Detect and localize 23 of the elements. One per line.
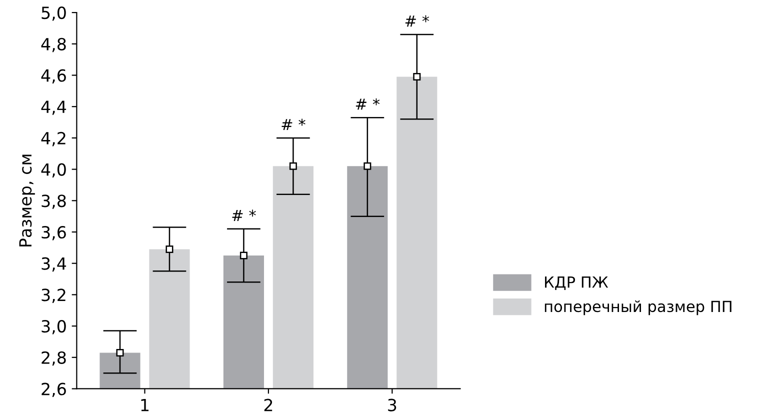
- y-tick-label: 4,6: [41, 69, 66, 84]
- x-tick-label: 3: [388, 398, 396, 412]
- annotation: # *: [282, 118, 306, 130]
- legend-label: поперечный размер ПП: [544, 300, 732, 316]
- x-tick-label: 2: [264, 398, 272, 412]
- y-tick-label: 2,6: [42, 382, 66, 398]
- y-tick-label: 3,6: [42, 226, 66, 240]
- y-tick-label: 3,0: [42, 320, 66, 334]
- y-tick-label: 4,0: [41, 163, 66, 178]
- y-tick-label: 4,2: [41, 132, 66, 146]
- y-tick-label: 2,8: [42, 351, 66, 366]
- annotation: # *: [405, 15, 430, 27]
- x-tick-label: 1: [141, 398, 149, 412]
- y-axis-title: Размер, см: [19, 154, 35, 246]
- annotation: # *: [232, 210, 256, 221]
- annotation: # *: [356, 98, 380, 110]
- y-tick-label: 3,8: [42, 194, 66, 209]
- y-tick-label: 3,2: [42, 288, 66, 303]
- y-tick-label: 4,4: [41, 100, 66, 115]
- y-tick-label: 5,0: [42, 6, 66, 21]
- y-tick-label: 4,8: [41, 38, 66, 52]
- y-tick-label: 3,4: [42, 257, 66, 272]
- legend-label: КДР ПЖ: [545, 276, 608, 290]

_EXERCISE OBJECTIVE_
Transcribe every one of the lines above word for word, omitting the picture.

_EXERCISE ANSWER_
Detect and localize 23 of the elements. One per line.
- y-tick-label: 4,6: [41, 69, 66, 84]
- x-tick-label: 3: [388, 398, 396, 412]
- annotation: # *: [282, 118, 306, 130]
- legend-label: поперечный размер ПП: [544, 300, 732, 316]
- x-tick-label: 2: [264, 398, 272, 412]
- y-tick-label: 2,6: [42, 382, 66, 398]
- y-tick-label: 3,6: [42, 226, 66, 240]
- y-tick-label: 3,0: [42, 320, 66, 334]
- y-tick-label: 4,0: [41, 163, 66, 178]
- y-tick-label: 4,2: [41, 132, 66, 146]
- y-tick-label: 2,8: [42, 351, 66, 366]
- annotation: # *: [405, 15, 430, 27]
- x-tick-label: 1: [141, 398, 149, 412]
- y-axis-title: Размер, см: [19, 154, 35, 246]
- annotation: # *: [232, 210, 256, 221]
- annotation: # *: [356, 98, 380, 110]
- y-tick-label: 3,8: [42, 194, 66, 209]
- y-tick-label: 3,2: [42, 288, 66, 303]
- y-tick-label: 4,4: [41, 100, 66, 115]
- y-tick-label: 5,0: [42, 6, 66, 21]
- y-tick-label: 4,8: [41, 38, 66, 52]
- y-tick-label: 3,4: [42, 257, 66, 272]
- legend-label: КДР ПЖ: [545, 276, 608, 290]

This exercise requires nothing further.